> **To be done**
Will you give the material below again, every line exactly as it is?

--- Start ---

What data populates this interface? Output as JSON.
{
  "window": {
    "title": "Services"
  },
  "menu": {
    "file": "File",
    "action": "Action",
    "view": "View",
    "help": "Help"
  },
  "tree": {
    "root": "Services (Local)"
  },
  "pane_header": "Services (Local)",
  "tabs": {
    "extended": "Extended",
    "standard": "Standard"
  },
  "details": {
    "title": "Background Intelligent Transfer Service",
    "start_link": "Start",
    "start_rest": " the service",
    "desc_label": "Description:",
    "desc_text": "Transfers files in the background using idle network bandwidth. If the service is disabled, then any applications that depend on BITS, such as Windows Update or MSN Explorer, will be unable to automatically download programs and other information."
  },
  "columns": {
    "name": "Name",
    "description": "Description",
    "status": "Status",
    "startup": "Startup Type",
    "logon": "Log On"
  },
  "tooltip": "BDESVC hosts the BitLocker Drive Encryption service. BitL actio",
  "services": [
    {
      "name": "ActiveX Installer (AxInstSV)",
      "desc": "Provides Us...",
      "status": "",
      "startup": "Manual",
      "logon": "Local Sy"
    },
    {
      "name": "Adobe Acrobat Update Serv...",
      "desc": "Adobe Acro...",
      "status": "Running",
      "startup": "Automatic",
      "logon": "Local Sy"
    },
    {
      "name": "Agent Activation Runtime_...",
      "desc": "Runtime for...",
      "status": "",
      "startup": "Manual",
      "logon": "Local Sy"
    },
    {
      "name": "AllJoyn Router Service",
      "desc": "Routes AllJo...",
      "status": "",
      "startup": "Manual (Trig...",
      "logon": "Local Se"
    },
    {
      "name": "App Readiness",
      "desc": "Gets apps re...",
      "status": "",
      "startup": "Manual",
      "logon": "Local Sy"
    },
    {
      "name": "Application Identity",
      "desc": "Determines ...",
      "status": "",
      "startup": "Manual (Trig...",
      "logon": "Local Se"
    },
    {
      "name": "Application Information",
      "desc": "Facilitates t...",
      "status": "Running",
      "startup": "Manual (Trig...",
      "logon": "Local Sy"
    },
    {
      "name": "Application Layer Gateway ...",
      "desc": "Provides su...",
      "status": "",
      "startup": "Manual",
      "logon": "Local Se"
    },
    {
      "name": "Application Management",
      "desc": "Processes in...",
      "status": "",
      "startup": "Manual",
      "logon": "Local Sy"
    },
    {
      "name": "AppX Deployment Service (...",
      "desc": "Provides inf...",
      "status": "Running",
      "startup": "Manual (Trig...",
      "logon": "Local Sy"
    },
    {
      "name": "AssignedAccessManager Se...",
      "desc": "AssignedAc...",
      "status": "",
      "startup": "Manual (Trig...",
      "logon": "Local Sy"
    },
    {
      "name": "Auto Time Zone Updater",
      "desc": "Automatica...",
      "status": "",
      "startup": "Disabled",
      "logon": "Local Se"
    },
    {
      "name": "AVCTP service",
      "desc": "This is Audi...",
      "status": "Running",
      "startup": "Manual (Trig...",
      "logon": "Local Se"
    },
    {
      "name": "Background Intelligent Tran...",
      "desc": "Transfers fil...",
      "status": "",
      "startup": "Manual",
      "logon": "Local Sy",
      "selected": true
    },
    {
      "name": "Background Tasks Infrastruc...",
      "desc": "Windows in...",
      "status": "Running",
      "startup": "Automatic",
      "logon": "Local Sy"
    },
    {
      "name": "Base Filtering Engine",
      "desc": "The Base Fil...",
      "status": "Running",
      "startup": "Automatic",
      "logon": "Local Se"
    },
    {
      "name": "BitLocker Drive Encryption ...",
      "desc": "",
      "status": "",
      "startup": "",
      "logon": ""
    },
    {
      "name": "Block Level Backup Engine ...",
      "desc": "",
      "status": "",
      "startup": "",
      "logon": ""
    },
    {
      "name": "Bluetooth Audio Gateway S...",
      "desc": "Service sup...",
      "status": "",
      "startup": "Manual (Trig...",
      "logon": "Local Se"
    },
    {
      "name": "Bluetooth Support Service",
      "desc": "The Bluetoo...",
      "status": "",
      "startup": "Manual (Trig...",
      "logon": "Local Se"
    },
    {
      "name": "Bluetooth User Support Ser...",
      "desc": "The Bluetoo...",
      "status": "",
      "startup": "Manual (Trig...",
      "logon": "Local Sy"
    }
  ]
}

--- End ---

> **Result**
What data populates this interface? Output as JSON.
{
  "window": {
    "title": "Services"
  },
  "menu": {
    "file": "File",
    "action": "Action",
    "view": "View",
    "help": "Help"
  },
  "tree": {
    "root": "Services (Local)"
  },
  "pane_header": "Services (Local)",
  "tabs": {
    "extended": "Extended",
    "standard": "Standard"
  },
  "details": {
    "title": "Background Intelligent Transfer Service",
    "start_link": "Start",
    "start_rest": " the service",
    "desc_label": "Description:",
    "desc_text": "Transfers files in the background using idle network bandwidth. If the service is disabled, then any applications that depend on BITS, such as Windows Update or MSN Explorer, will be unable to automatically download programs and other information."
  },
  "columns": {
    "name": "Name",
    "description": "Description",
    "status": "Status",
    "startup": "Startup Type",
    "logon": "Log On"
  },
  "tooltip": "BDESVC hosts the BitLocker Drive Encryption service. BitL actio",
  "services": [
    {
      "name": "ActiveX Installer (AxInstSV)",
      "desc": "Provides Us...",
      "status": "",
      "startup": "Manual",
      "logon": "Local Sy"
    },
    {
      "name": "Adobe Acrobat Update Serv...",
      "desc": "Adobe Acro...",
      "status": "Running",
      "startup": "Automatic",
      "logon": "Local Sy"
    },
    {
      "name": "Agent Activation Runtime_...",
      "desc": "Runtime for...",
      "status": "",
      "startup": "Manual",
      "logon": "Local Sy"
    },
    {
      "name": "AllJoyn Router Service",
      "desc": "Routes AllJo...",
      "status": "",
      "startup": "Manual (Trig...",
      "logon": "Local Se"
    },
    {
      "name": "App Readiness",
      "desc": "Gets apps re...",
      "status": "",
      "startup": "Manual",
      "logon": "Local Sy"
    },
    {
      "name": "Application Identity",
      "desc": "Determines ...",
      "status": "",
      "startup": "Manual (Trig...",
      "logon": "Local Se"
    },
    {
      "name": "Application Information",
      "desc": "Facilitates t...",
      "status": "Running",
      "startup": "Manual (Trig...",
      "logon": "Local Sy"
    },
    {
      "name": "Application Layer Gateway ...",
      "desc": "Provides su...",
      "status": "",
      "startup": "Manual",
      "logon": "Local Se"
    },
    {
      "name": "Application Management",
      "desc": "Processes in...",
      "status": "",
      "startup": "Manual",
      "logon": "Local Sy"
    },
    {
      "name": "AppX Deployment Service (...",
      "desc": "Provides inf...",
      "status": "Running",
      "startup": "Manual (Trig...",
      "logon": "Local Sy"
    },
    {
      "name": "AssignedAccessManager Se...",
      "desc": "AssignedAc...",
      "status": "",
      "startup": "Manual (Trig...",
      "logon": "Local Sy"
    },
    {
      "name": "Auto Time Zone Updater",
      "desc": "Automatica...",
      "status": "",
      "startup": "Disabled",
      "logon": "Local Se"
    },
    {
      "name": "AVCTP service",
      "desc": "This is Audi...",
      "status": "Running",
      "startup": "Manual (Trig...",
      "logon": "Local Se"
    },
    {
      "name": "Background Intelligent Tran...",
      "desc": "Transfers fil...",
      "status": "",
      "startup": "Manual",
      "logon": "Local Sy",
      "selected": true
    },
    {
      "name": "Background Tasks Infrastruc...",
      "desc": "Windows in...",
      "status": "Running",
      "startup": "Automatic",
      "logon": "Local Sy"
    },
    {
      "name": "Base Filtering Engine",
      "desc": "The Base Fil...",
      "status": "Running",
      "startup": "Automatic",
      "logon": "Local Se"
    },
    {
      "name": "BitLocker Drive Encryption ...",
      "desc": "",
      "status": "",
      "startup": "",
      "logon": ""
    },
    {
      "name": "Block Level Backup Engine ...",
      "desc": "",
      "status": "",
      "startup": "",
      "logon": ""
    },
    {
      "name": "Bluetooth Audio Gateway S...",
      "desc": "Service sup...",
      "status": "",
      "startup": "Manual (Trig...",
      "logon": "Local Se"
    },
    {
      "name": "Bluetooth Support Service",
      "desc": "The Bluetoo...",
      "status": "",
      "startup": "Manual (Trig...",
      "logon": "Local Se"
    },
    {
      "name": "Bluetooth User Support Ser...",
      "desc": "The Bluetoo...",
      "status": "",
      "startup": "Manual (Trig...",
      "logon": "Local Sy"
    }
  ]
}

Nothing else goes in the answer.